> **Exercise objective**
Output the entries word for word. Omit images.

____________

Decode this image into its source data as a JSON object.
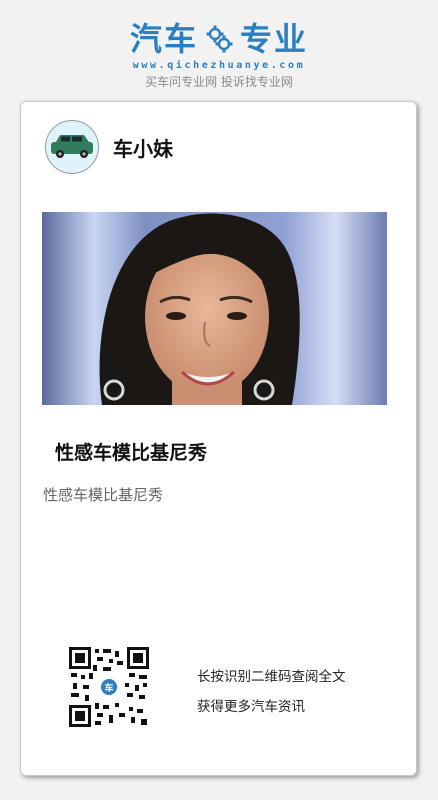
{
  "brand": {
    "word_left": "汽车",
    "word_right": "专业",
    "logo_icon": "gear-icon",
    "url": "www.qichezhuanye.com",
    "tagline": "买车问专业网 投诉找专业网",
    "color": "#2a7fc3"
  },
  "card": {
    "author": {
      "name": "车小妹",
      "avatar_icon": "car-icon"
    },
    "article": {
      "title": "性感车模比基尼秀",
      "summary": "性感车模比基尼秀"
    },
    "qr": {
      "icon": "qr-code-icon",
      "line1": "长按识别二维码查阅全文",
      "line2": "获得更多汽车资讯"
    }
  }
}
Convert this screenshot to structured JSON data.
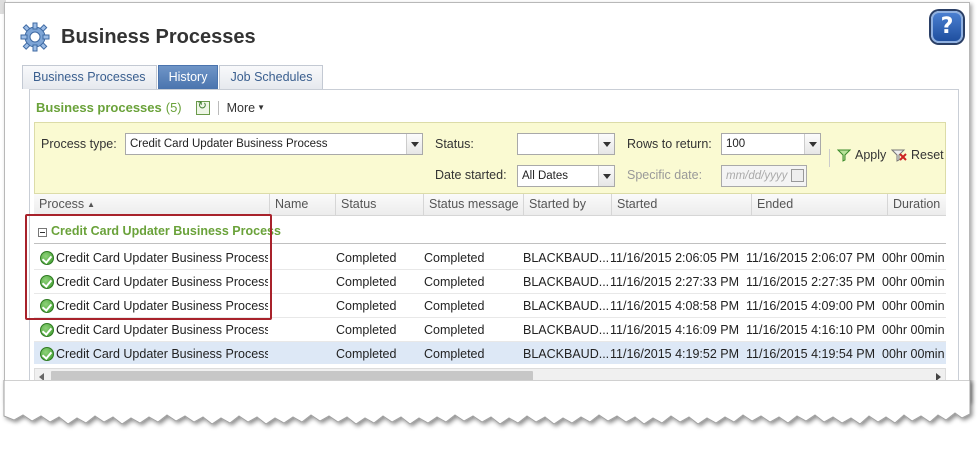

____________

> **Output for this task**
Decode this image into its source data as a JSON object.
{
  "brand": {
    "word_left": "汽车",
    "word_right": "专业",
    "logo_icon": "gear-icon",
    "url": "www.qichezhuanye.com",
    "tagline": "买车问专业网 投诉找专业网",
    "color": "#2a7fc3"
  },
  "card": {
    "author": {
      "name": "车小妹",
      "avatar_icon": "car-icon"
    },
    "article": {
      "title": "性感车模比基尼秀",
      "summary": "性感车模比基尼秀"
    },
    "qr": {
      "icon": "qr-code-icon",
      "line1": "长按识别二维码查阅全文",
      "line2": "获得更多汽车资讯"
    }
  }
}
Convert this screenshot to structured JSON data.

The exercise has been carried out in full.